(WHAT YOU ARE ASKED TO DO) From the listing below, select every line where the word "style" appears.

-.-.-

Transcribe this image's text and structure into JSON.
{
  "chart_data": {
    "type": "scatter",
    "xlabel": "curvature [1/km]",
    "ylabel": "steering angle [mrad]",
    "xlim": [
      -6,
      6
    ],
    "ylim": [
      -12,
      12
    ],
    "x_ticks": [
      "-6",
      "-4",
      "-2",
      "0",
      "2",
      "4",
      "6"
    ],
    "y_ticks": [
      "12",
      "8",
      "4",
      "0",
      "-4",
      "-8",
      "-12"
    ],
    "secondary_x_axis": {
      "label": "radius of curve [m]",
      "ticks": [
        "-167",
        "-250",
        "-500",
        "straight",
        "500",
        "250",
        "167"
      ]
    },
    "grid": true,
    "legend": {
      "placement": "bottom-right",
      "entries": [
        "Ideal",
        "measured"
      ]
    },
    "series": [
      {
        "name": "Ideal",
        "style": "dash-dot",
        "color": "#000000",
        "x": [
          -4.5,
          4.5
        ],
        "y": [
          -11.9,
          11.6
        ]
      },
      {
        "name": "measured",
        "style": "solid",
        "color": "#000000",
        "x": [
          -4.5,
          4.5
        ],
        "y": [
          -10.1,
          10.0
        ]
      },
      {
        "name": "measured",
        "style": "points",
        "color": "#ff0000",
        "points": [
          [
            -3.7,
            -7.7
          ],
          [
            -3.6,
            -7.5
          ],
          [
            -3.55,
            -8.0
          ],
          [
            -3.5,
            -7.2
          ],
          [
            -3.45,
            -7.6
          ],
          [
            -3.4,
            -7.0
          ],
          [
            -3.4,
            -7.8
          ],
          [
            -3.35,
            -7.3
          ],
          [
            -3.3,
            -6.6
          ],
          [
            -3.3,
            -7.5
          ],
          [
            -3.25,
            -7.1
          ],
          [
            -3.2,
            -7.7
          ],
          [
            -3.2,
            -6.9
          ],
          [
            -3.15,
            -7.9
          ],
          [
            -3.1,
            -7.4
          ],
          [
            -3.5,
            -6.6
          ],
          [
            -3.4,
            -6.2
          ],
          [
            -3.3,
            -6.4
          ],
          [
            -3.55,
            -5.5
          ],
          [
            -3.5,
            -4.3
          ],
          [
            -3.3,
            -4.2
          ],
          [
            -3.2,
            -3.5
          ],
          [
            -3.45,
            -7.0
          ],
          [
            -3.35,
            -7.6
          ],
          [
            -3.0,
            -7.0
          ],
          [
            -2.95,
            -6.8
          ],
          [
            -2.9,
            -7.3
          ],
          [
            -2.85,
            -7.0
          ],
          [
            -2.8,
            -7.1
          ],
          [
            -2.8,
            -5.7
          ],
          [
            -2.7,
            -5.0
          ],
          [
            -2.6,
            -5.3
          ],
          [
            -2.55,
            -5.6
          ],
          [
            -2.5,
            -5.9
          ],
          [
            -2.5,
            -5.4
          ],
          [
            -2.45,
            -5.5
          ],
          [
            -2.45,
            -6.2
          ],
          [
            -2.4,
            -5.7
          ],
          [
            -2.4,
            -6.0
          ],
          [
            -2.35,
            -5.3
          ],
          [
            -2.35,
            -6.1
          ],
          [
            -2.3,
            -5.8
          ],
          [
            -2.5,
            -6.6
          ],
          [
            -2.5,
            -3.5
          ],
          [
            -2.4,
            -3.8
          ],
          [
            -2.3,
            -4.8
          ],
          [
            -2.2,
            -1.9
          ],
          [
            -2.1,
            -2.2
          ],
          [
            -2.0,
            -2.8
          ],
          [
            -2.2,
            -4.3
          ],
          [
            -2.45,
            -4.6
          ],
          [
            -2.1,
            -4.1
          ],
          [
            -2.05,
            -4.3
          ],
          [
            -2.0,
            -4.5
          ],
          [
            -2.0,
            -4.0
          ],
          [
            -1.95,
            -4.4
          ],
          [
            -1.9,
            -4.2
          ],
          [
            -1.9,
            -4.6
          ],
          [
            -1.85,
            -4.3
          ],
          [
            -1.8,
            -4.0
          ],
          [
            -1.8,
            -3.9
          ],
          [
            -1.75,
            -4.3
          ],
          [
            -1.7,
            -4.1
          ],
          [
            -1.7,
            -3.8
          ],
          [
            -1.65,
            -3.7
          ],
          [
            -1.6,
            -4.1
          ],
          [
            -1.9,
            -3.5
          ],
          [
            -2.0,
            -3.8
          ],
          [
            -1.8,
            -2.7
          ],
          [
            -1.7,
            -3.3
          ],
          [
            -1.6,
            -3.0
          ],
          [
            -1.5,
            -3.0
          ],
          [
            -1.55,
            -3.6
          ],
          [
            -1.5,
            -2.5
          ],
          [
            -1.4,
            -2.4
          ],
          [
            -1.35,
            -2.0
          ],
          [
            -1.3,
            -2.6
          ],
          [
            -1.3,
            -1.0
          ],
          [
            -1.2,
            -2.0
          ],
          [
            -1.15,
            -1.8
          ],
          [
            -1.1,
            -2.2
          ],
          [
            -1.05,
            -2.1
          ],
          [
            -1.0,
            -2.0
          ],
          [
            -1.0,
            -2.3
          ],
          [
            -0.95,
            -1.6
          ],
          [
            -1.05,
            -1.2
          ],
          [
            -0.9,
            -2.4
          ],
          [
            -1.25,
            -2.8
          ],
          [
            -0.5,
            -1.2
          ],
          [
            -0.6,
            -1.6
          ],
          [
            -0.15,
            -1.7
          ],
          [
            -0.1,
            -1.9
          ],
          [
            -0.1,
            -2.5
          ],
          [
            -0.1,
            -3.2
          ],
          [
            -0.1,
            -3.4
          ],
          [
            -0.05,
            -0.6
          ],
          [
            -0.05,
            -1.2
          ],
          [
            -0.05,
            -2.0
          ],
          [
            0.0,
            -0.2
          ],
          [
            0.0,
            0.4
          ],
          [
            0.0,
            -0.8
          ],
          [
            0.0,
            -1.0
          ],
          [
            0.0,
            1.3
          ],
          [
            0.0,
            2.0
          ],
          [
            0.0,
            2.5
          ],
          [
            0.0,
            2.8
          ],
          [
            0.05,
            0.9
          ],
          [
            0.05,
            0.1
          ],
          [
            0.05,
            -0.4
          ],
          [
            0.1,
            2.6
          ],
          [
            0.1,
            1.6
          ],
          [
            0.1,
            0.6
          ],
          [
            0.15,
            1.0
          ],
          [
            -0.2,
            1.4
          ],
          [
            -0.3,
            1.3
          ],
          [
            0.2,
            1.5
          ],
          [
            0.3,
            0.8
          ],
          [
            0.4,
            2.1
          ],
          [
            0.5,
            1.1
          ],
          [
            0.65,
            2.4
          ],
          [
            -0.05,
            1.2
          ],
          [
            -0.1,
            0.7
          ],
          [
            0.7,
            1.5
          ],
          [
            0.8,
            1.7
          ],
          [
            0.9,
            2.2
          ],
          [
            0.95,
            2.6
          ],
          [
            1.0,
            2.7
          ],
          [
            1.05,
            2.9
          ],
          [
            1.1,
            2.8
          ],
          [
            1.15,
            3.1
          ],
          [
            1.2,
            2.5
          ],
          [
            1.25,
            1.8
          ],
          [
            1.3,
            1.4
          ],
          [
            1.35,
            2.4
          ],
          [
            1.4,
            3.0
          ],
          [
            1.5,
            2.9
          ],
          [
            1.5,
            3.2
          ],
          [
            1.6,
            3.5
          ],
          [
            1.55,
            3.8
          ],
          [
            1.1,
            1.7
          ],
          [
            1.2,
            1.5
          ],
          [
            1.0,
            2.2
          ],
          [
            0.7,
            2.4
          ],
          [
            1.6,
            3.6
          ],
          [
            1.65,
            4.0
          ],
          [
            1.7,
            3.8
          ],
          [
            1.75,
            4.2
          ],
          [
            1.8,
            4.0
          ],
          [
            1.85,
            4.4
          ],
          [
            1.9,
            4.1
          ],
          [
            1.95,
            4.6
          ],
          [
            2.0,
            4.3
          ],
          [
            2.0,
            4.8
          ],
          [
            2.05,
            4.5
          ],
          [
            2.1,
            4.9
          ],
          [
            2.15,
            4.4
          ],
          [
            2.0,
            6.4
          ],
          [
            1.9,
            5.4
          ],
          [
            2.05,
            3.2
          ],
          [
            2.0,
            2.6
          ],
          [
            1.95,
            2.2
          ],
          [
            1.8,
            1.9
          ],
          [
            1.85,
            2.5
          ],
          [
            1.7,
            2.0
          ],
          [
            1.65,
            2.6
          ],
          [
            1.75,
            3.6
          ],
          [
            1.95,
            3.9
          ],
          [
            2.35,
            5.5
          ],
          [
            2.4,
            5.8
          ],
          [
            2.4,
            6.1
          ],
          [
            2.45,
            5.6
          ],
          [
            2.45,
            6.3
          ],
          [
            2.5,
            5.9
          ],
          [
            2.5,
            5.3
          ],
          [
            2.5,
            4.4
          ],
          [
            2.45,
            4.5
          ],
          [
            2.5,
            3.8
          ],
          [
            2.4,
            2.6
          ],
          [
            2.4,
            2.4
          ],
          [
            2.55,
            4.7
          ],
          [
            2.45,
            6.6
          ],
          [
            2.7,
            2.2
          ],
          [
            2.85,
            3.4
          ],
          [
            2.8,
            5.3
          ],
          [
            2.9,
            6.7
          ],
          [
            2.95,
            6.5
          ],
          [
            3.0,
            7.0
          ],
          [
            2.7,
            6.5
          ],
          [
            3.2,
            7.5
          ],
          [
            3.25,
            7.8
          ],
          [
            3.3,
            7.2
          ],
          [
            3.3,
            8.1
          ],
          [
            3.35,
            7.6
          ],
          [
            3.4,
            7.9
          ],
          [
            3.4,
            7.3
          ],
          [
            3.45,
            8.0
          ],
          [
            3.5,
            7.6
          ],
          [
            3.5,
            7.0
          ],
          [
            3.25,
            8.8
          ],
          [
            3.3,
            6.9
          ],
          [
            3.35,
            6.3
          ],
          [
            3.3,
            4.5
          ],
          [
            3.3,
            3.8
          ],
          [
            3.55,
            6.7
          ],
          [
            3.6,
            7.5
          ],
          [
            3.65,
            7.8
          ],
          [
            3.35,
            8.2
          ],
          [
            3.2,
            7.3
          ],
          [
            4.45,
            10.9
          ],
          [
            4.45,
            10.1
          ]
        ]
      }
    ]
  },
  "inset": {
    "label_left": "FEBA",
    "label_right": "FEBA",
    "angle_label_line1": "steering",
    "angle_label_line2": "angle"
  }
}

-.-.-

(OUTPUT)
        "style": "dash-dot",
        "style": "solid",
        "style": "points",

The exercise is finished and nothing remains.